Data entries:

**********

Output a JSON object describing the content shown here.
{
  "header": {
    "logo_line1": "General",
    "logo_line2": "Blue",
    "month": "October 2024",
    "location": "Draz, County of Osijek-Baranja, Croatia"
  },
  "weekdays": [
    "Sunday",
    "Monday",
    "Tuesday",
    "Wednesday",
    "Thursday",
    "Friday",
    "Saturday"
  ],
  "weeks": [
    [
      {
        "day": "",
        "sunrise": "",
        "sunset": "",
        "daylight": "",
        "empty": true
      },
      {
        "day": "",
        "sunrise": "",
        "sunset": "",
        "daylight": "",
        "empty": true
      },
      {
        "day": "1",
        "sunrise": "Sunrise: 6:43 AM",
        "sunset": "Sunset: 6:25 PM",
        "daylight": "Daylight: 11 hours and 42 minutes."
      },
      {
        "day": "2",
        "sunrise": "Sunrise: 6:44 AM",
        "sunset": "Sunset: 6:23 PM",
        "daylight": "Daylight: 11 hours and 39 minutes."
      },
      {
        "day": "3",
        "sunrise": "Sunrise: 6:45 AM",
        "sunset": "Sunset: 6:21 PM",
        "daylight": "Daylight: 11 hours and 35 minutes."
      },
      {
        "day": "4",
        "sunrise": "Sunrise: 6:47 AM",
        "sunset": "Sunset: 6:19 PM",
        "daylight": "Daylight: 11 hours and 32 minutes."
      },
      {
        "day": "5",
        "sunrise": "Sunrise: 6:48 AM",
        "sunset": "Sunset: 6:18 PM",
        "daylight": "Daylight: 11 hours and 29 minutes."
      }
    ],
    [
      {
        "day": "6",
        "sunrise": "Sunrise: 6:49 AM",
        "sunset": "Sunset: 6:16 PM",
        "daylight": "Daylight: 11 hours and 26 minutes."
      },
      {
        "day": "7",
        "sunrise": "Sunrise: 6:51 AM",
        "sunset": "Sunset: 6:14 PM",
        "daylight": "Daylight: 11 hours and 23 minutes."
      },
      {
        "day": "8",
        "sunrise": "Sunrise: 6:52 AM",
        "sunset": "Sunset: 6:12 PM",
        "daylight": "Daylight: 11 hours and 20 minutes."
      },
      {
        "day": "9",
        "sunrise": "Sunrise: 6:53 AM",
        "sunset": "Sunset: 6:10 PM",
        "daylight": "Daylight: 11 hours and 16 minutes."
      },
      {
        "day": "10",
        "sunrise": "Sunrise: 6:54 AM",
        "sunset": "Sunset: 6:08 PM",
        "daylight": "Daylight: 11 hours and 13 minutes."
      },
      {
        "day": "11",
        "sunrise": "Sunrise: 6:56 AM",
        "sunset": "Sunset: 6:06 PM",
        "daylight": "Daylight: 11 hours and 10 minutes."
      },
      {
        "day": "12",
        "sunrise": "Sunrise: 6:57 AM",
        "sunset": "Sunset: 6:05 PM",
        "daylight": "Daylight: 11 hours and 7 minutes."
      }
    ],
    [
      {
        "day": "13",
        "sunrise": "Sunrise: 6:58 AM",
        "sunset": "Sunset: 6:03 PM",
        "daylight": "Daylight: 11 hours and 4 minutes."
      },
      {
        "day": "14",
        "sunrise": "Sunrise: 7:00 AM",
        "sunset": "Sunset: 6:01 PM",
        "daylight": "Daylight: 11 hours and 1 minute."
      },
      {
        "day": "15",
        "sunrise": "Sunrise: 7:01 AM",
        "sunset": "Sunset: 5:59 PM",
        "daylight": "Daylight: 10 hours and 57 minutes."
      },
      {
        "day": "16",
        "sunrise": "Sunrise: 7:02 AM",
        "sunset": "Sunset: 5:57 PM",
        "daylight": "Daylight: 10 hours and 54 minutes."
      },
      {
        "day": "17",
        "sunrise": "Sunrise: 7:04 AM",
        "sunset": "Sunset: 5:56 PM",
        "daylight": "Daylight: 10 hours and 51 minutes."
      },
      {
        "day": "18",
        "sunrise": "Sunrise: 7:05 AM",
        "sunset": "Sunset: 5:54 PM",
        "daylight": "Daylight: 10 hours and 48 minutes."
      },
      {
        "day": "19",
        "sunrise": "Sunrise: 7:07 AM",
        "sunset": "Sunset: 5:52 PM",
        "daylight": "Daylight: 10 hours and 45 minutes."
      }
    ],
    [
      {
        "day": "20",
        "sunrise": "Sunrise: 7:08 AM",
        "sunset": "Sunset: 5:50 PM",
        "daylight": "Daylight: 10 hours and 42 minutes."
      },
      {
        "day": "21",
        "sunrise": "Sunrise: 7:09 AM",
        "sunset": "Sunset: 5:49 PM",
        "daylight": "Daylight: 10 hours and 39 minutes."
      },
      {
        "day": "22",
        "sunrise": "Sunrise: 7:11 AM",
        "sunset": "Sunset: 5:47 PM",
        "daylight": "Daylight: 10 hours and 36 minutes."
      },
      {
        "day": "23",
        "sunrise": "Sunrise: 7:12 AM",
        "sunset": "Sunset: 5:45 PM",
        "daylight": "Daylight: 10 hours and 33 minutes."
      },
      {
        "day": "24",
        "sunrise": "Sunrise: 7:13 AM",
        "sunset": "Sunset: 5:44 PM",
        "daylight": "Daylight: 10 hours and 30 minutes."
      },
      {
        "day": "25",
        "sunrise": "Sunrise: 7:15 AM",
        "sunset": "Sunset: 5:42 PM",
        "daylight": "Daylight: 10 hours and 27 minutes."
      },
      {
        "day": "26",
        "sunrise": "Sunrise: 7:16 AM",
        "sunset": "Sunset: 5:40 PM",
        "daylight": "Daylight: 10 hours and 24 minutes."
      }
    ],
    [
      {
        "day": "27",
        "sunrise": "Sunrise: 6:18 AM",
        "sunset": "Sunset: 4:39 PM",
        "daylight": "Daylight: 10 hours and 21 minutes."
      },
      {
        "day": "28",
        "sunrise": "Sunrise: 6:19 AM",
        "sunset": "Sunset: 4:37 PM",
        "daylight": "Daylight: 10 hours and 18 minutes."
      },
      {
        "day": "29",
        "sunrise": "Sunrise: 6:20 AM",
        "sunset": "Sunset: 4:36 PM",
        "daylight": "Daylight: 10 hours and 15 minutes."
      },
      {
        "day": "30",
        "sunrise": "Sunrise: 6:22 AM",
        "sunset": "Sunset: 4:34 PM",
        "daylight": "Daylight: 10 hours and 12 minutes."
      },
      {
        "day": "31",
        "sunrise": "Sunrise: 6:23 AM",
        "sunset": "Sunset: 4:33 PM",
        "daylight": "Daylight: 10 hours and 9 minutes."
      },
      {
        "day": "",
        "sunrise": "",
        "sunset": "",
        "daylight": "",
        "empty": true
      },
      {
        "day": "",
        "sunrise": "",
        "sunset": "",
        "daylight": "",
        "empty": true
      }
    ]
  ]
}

**********

**GIVEN REQUEST**
Retype all of the data shown above, word for word.

**RIGHT ANSWER**
Output a JSON object describing the content shown here.
{
  "header": {
    "logo_line1": "General",
    "logo_line2": "Blue",
    "month": "October 2024",
    "location": "Draz, County of Osijek-Baranja, Croatia"
  },
  "weekdays": [
    "Sunday",
    "Monday",
    "Tuesday",
    "Wednesday",
    "Thursday",
    "Friday",
    "Saturday"
  ],
  "weeks": [
    [
      {
        "day": "",
        "sunrise": "",
        "sunset": "",
        "daylight": "",
        "empty": true
      },
      {
        "day": "",
        "sunrise": "",
        "sunset": "",
        "daylight": "",
        "empty": true
      },
      {
        "day": "1",
        "sunrise": "Sunrise: 6:43 AM",
        "sunset": "Sunset: 6:25 PM",
        "daylight": "Daylight: 11 hours and 42 minutes."
      },
      {
        "day": "2",
        "sunrise": "Sunrise: 6:44 AM",
        "sunset": "Sunset: 6:23 PM",
        "daylight": "Daylight: 11 hours and 39 minutes."
      },
      {
        "day": "3",
        "sunrise": "Sunrise: 6:45 AM",
        "sunset": "Sunset: 6:21 PM",
        "daylight": "Daylight: 11 hours and 35 minutes."
      },
      {
        "day": "4",
        "sunrise": "Sunrise: 6:47 AM",
        "sunset": "Sunset: 6:19 PM",
        "daylight": "Daylight: 11 hours and 32 minutes."
      },
      {
        "day": "5",
        "sunrise": "Sunrise: 6:48 AM",
        "sunset": "Sunset: 6:18 PM",
        "daylight": "Daylight: 11 hours and 29 minutes."
      }
    ],
    [
      {
        "day": "6",
        "sunrise": "Sunrise: 6:49 AM",
        "sunset": "Sunset: 6:16 PM",
        "daylight": "Daylight: 11 hours and 26 minutes."
      },
      {
        "day": "7",
        "sunrise": "Sunrise: 6:51 AM",
        "sunset": "Sunset: 6:14 PM",
        "daylight": "Daylight: 11 hours and 23 minutes."
      },
      {
        "day": "8",
        "sunrise": "Sunrise: 6:52 AM",
        "sunset": "Sunset: 6:12 PM",
        "daylight": "Daylight: 11 hours and 20 minutes."
      },
      {
        "day": "9",
        "sunrise": "Sunrise: 6:53 AM",
        "sunset": "Sunset: 6:10 PM",
        "daylight": "Daylight: 11 hours and 16 minutes."
      },
      {
        "day": "10",
        "sunrise": "Sunrise: 6:54 AM",
        "sunset": "Sunset: 6:08 PM",
        "daylight": "Daylight: 11 hours and 13 minutes."
      },
      {
        "day": "11",
        "sunrise": "Sunrise: 6:56 AM",
        "sunset": "Sunset: 6:06 PM",
        "daylight": "Daylight: 11 hours and 10 minutes."
      },
      {
        "day": "12",
        "sunrise": "Sunrise: 6:57 AM",
        "sunset": "Sunset: 6:05 PM",
        "daylight": "Daylight: 11 hours and 7 minutes."
      }
    ],
    [
      {
        "day": "13",
        "sunrise": "Sunrise: 6:58 AM",
        "sunset": "Sunset: 6:03 PM",
        "daylight": "Daylight: 11 hours and 4 minutes."
      },
      {
        "day": "14",
        "sunrise": "Sunrise: 7:00 AM",
        "sunset": "Sunset: 6:01 PM",
        "daylight": "Daylight: 11 hours and 1 minute."
      },
      {
        "day": "15",
        "sunrise": "Sunrise: 7:01 AM",
        "sunset": "Sunset: 5:59 PM",
        "daylight": "Daylight: 10 hours and 57 minutes."
      },
      {
        "day": "16",
        "sunrise": "Sunrise: 7:02 AM",
        "sunset": "Sunset: 5:57 PM",
        "daylight": "Daylight: 10 hours and 54 minutes."
      },
      {
        "day": "17",
        "sunrise": "Sunrise: 7:04 AM",
        "sunset": "Sunset: 5:56 PM",
        "daylight": "Daylight: 10 hours and 51 minutes."
      },
      {
        "day": "18",
        "sunrise": "Sunrise: 7:05 AM",
        "sunset": "Sunset: 5:54 PM",
        "daylight": "Daylight: 10 hours and 48 minutes."
      },
      {
        "day": "19",
        "sunrise": "Sunrise: 7:07 AM",
        "sunset": "Sunset: 5:52 PM",
        "daylight": "Daylight: 10 hours and 45 minutes."
      }
    ],
    [
      {
        "day": "20",
        "sunrise": "Sunrise: 7:08 AM",
        "sunset": "Sunset: 5:50 PM",
        "daylight": "Daylight: 10 hours and 42 minutes."
      },
      {
        "day": "21",
        "sunrise": "Sunrise: 7:09 AM",
        "sunset": "Sunset: 5:49 PM",
        "daylight": "Daylight: 10 hours and 39 minutes."
      },
      {
        "day": "22",
        "sunrise": "Sunrise: 7:11 AM",
        "sunset": "Sunset: 5:47 PM",
        "daylight": "Daylight: 10 hours and 36 minutes."
      },
      {
        "day": "23",
        "sunrise": "Sunrise: 7:12 AM",
        "sunset": "Sunset: 5:45 PM",
        "daylight": "Daylight: 10 hours and 33 minutes."
      },
      {
        "day": "24",
        "sunrise": "Sunrise: 7:13 AM",
        "sunset": "Sunset: 5:44 PM",
        "daylight": "Daylight: 10 hours and 30 minutes."
      },
      {
        "day": "25",
        "sunrise": "Sunrise: 7:15 AM",
        "sunset": "Sunset: 5:42 PM",
        "daylight": "Daylight: 10 hours and 27 minutes."
      },
      {
        "day": "26",
        "sunrise": "Sunrise: 7:16 AM",
        "sunset": "Sunset: 5:40 PM",
        "daylight": "Daylight: 10 hours and 24 minutes."
      }
    ],
    [
      {
        "day": "27",
        "sunrise": "Sunrise: 6:18 AM",
        "sunset": "Sunset: 4:39 PM",
        "daylight": "Daylight: 10 hours and 21 minutes."
      },
      {
        "day": "28",
        "sunrise": "Sunrise: 6:19 AM",
        "sunset": "Sunset: 4:37 PM",
        "daylight": "Daylight: 10 hours and 18 minutes."
      },
      {
        "day": "29",
        "sunrise": "Sunrise: 6:20 AM",
        "sunset": "Sunset: 4:36 PM",
        "daylight": "Daylight: 10 hours and 15 minutes."
      },
      {
        "day": "30",
        "sunrise": "Sunrise: 6:22 AM",
        "sunset": "Sunset: 4:34 PM",
        "daylight": "Daylight: 10 hours and 12 minutes."
      },
      {
        "day": "31",
        "sunrise": "Sunrise: 6:23 AM",
        "sunset": "Sunset: 4:33 PM",
        "daylight": "Daylight: 10 hours and 9 minutes."
      },
      {
        "day": "",
        "sunrise": "",
        "sunset": "",
        "daylight": "",
        "empty": true
      },
      {
        "day": "",
        "sunrise": "",
        "sunset": "",
        "daylight": "",
        "empty": true
      }
    ]
  ]
}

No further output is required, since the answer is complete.